### PROBLEM DETAILS
Return every line of the records below verbatim, with no pictures in the copy.

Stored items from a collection
* * * *
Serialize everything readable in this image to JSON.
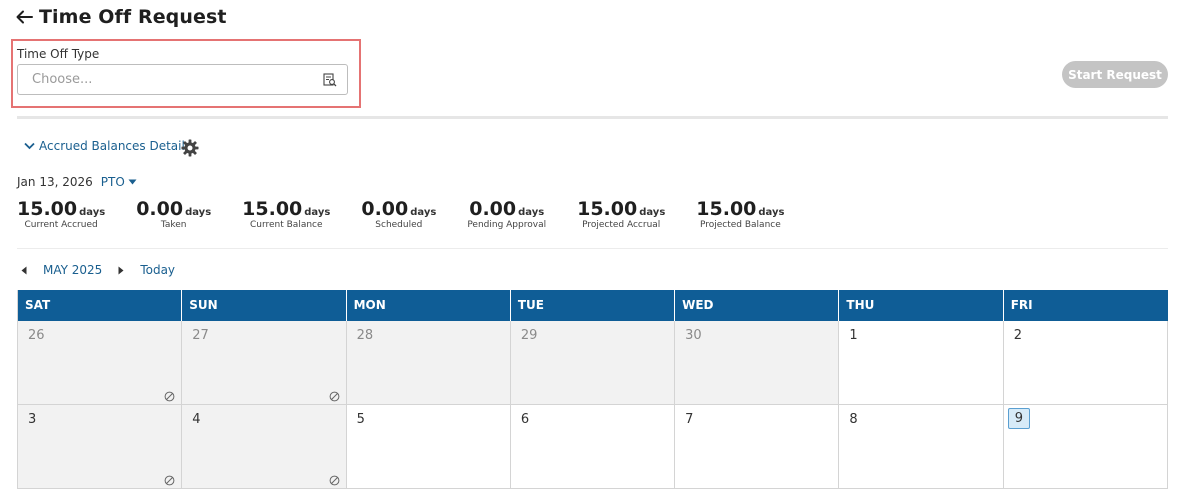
{
  "header": {
    "title": "Time Off Request",
    "back_icon": "arrow-left-icon"
  },
  "type_field": {
    "label": "Time Off Type",
    "placeholder": "Choose...",
    "value": "",
    "icon": "list-search-icon"
  },
  "start_button": {
    "label": "Start Request",
    "enabled": false
  },
  "balances": {
    "toggle_label": "Accrued Balances Details",
    "date": "Jan 13, 2026",
    "type": "PTO",
    "metrics": [
      {
        "value": "15.00",
        "unit": "days",
        "label": "Current Accrued"
      },
      {
        "value": "0.00",
        "unit": "days",
        "label": "Taken"
      },
      {
        "value": "15.00",
        "unit": "days",
        "label": "Current Balance"
      },
      {
        "value": "0.00",
        "unit": "days",
        "label": "Scheduled"
      },
      {
        "value": "0.00",
        "unit": "days",
        "label": "Pending Approval"
      },
      {
        "value": "15.00",
        "unit": "days",
        "label": "Projected Accrual"
      },
      {
        "value": "15.00",
        "unit": "days",
        "label": "Projected Balance"
      }
    ]
  },
  "calendar": {
    "month_label": "MAY 2025",
    "today_label": "Today",
    "header_color": "#0f5d96",
    "days_of_week": [
      "SAT",
      "SUN",
      "MON",
      "TUE",
      "WED",
      "THU",
      "FRI"
    ],
    "weeks": [
      [
        {
          "day": "26",
          "other_month": true,
          "unavailable": true
        },
        {
          "day": "27",
          "other_month": true,
          "unavailable": true
        },
        {
          "day": "28",
          "other_month": true,
          "unavailable": false
        },
        {
          "day": "29",
          "other_month": true,
          "unavailable": false
        },
        {
          "day": "30",
          "other_month": true,
          "unavailable": false
        },
        {
          "day": "1",
          "other_month": false,
          "unavailable": false
        },
        {
          "day": "2",
          "other_month": false,
          "unavailable": false
        }
      ],
      [
        {
          "day": "3",
          "other_month": false,
          "unavailable": true
        },
        {
          "day": "4",
          "other_month": false,
          "unavailable": true
        },
        {
          "day": "5",
          "other_month": false,
          "unavailable": false
        },
        {
          "day": "6",
          "other_month": false,
          "unavailable": false
        },
        {
          "day": "7",
          "other_month": false,
          "unavailable": false
        },
        {
          "day": "8",
          "other_month": false,
          "unavailable": false
        },
        {
          "day": "9",
          "other_month": false,
          "unavailable": false,
          "today": true
        }
      ]
    ]
  }
}
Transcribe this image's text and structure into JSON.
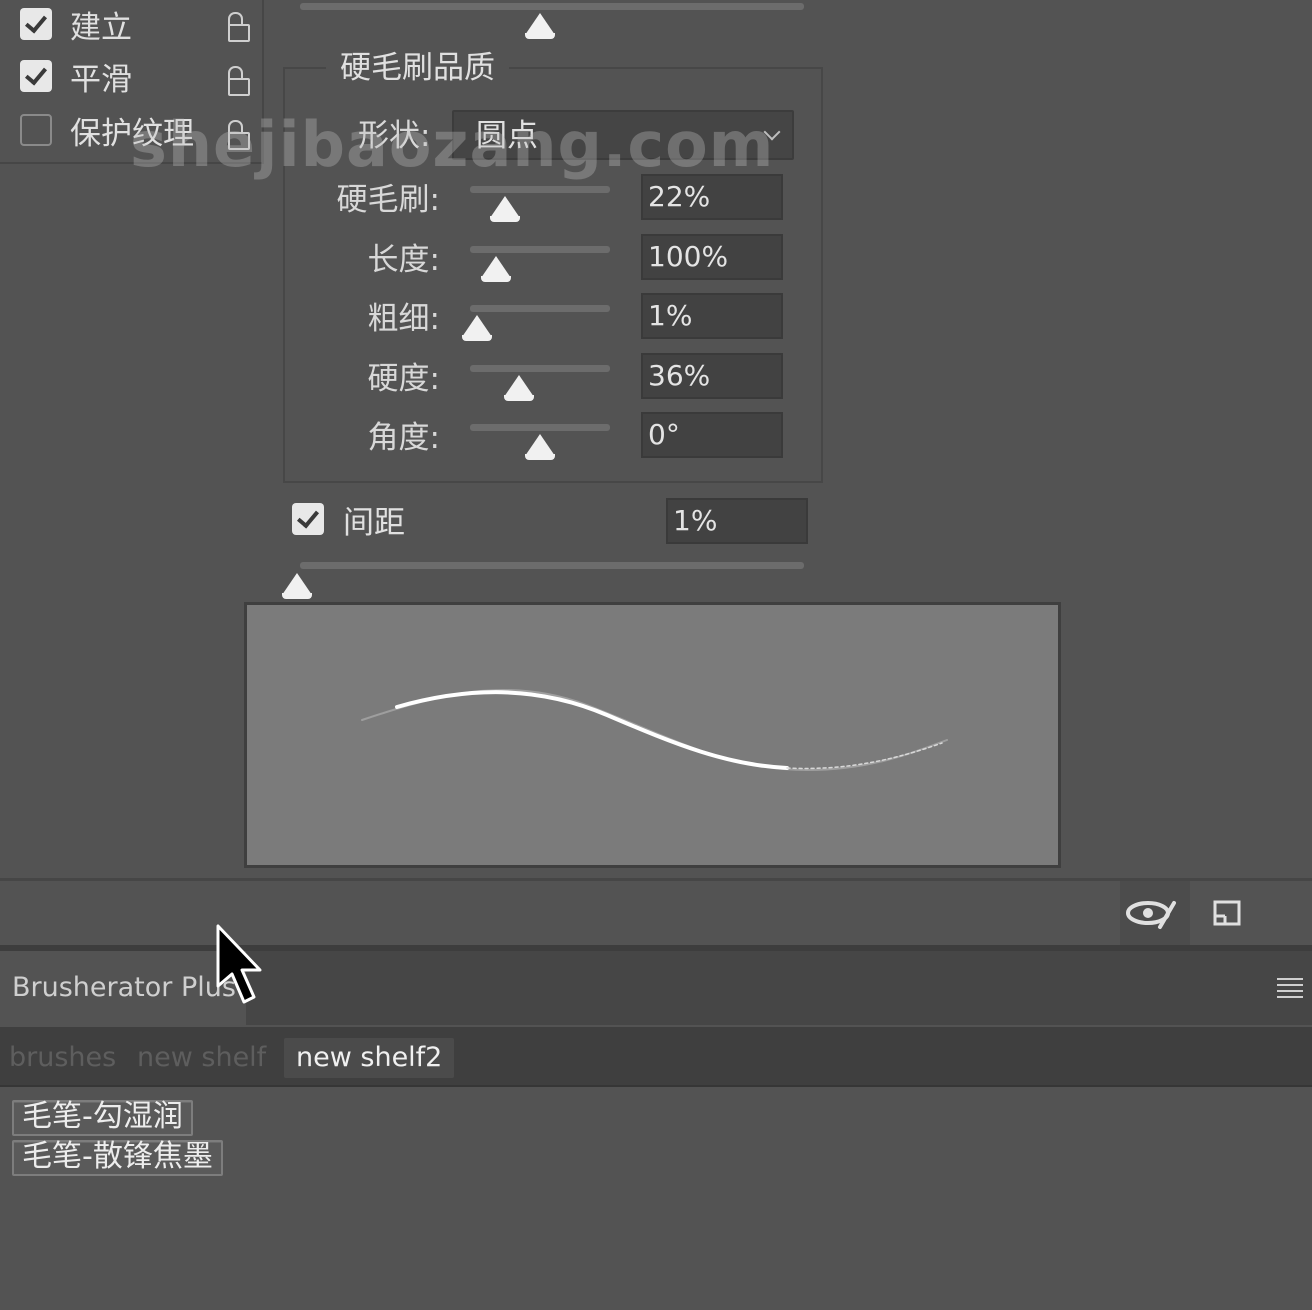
{
  "options": [
    {
      "label": "建立",
      "checked": true
    },
    {
      "label": "平滑",
      "checked": true
    },
    {
      "label": "保护纹理",
      "checked": false
    }
  ],
  "bristle": {
    "title": "硬毛刷品质",
    "shape_label": "形状:",
    "shape_value": "圆点",
    "params": [
      {
        "label": "硬毛刷:",
        "value": "22%",
        "level": 0.22
      },
      {
        "label": "长度:",
        "value": "100%",
        "level": 0.15
      },
      {
        "label": "粗细:",
        "value": "1%",
        "level": 0.0
      },
      {
        "label": "硬度:",
        "value": "36%",
        "level": 0.33
      },
      {
        "label": "角度:",
        "value": "0°",
        "level": 0.5
      }
    ]
  },
  "spacing": {
    "label": "间距",
    "checked": true,
    "value": "1%",
    "level": 0.0
  },
  "top_slider_level": 0.47,
  "icons": {
    "toggle": "eye-brush-icon",
    "new": "new-preset-icon",
    "menu": "hamburger-icon",
    "lock": "lock-icon"
  },
  "panel": {
    "title": "Brusherator Plus",
    "tabs": [
      {
        "label": "brushes",
        "active": false
      },
      {
        "label": "new shelf",
        "active": false
      },
      {
        "label": "new shelf2",
        "active": true
      }
    ],
    "brushes": [
      "毛笔-勾湿润",
      "毛笔-散锋焦墨"
    ]
  },
  "watermark": "shejibaozang.com"
}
* * * *
### COMPLETED TASK
Serialize everything readable in this image to JSON.
{
  "header": {
    "title": "Time Off Request",
    "back_icon": "arrow-left-icon"
  },
  "type_field": {
    "label": "Time Off Type",
    "placeholder": "Choose...",
    "value": "",
    "icon": "list-search-icon"
  },
  "start_button": {
    "label": "Start Request",
    "enabled": false
  },
  "balances": {
    "toggle_label": "Accrued Balances Details",
    "date": "Jan 13, 2026",
    "type": "PTO",
    "metrics": [
      {
        "value": "15.00",
        "unit": "days",
        "label": "Current Accrued"
      },
      {
        "value": "0.00",
        "unit": "days",
        "label": "Taken"
      },
      {
        "value": "15.00",
        "unit": "days",
        "label": "Current Balance"
      },
      {
        "value": "0.00",
        "unit": "days",
        "label": "Scheduled"
      },
      {
        "value": "0.00",
        "unit": "days",
        "label": "Pending Approval"
      },
      {
        "value": "15.00",
        "unit": "days",
        "label": "Projected Accrual"
      },
      {
        "value": "15.00",
        "unit": "days",
        "label": "Projected Balance"
      }
    ]
  },
  "calendar": {
    "month_label": "MAY 2025",
    "today_label": "Today",
    "header_color": "#0f5d96",
    "days_of_week": [
      "SAT",
      "SUN",
      "MON",
      "TUE",
      "WED",
      "THU",
      "FRI"
    ],
    "weeks": [
      [
        {
          "day": "26",
          "other_month": true,
          "unavailable": true
        },
        {
          "day": "27",
          "other_month": true,
          "unavailable": true
        },
        {
          "day": "28",
          "other_month": true,
          "unavailable": false
        },
        {
          "day": "29",
          "other_month": true,
          "unavailable": false
        },
        {
          "day": "30",
          "other_month": true,
          "unavailable": false
        },
        {
          "day": "1",
          "other_month": false,
          "unavailable": false
        },
        {
          "day": "2",
          "other_month": false,
          "unavailable": false
        }
      ],
      [
        {
          "day": "3",
          "other_month": false,
          "unavailable": true
        },
        {
          "day": "4",
          "other_month": false,
          "unavailable": true
        },
        {
          "day": "5",
          "other_month": false,
          "unavailable": false
        },
        {
          "day": "6",
          "other_month": false,
          "unavailable": false
        },
        {
          "day": "7",
          "other_month": false,
          "unavailable": false
        },
        {
          "day": "8",
          "other_month": false,
          "unavailable": false
        },
        {
          "day": "9",
          "other_month": false,
          "unavailable": false,
          "today": true
        }
      ]
    ]
  }
}
Transcribe this image's text and structure into JSON.
{
  "options": [
    {
      "label": "建立",
      "checked": true
    },
    {
      "label": "平滑",
      "checked": true
    },
    {
      "label": "保护纹理",
      "checked": false
    }
  ],
  "bristle": {
    "title": "硬毛刷品质",
    "shape_label": "形状:",
    "shape_value": "圆点",
    "params": [
      {
        "label": "硬毛刷:",
        "value": "22%",
        "level": 0.22
      },
      {
        "label": "长度:",
        "value": "100%",
        "level": 0.15
      },
      {
        "label": "粗细:",
        "value": "1%",
        "level": 0.0
      },
      {
        "label": "硬度:",
        "value": "36%",
        "level": 0.33
      },
      {
        "label": "角度:",
        "value": "0°",
        "level": 0.5
      }
    ]
  },
  "spacing": {
    "label": "间距",
    "checked": true,
    "value": "1%",
    "level": 0.0
  },
  "top_slider_level": 0.47,
  "icons": {
    "toggle": "eye-brush-icon",
    "new": "new-preset-icon",
    "menu": "hamburger-icon",
    "lock": "lock-icon"
  },
  "panel": {
    "title": "Brusherator Plus",
    "tabs": [
      {
        "label": "brushes",
        "active": false
      },
      {
        "label": "new shelf",
        "active": false
      },
      {
        "label": "new shelf2",
        "active": true
      }
    ],
    "brushes": [
      "毛笔-勾湿润",
      "毛笔-散锋焦墨"
    ]
  },
  "watermark": "shejibaozang.com"
}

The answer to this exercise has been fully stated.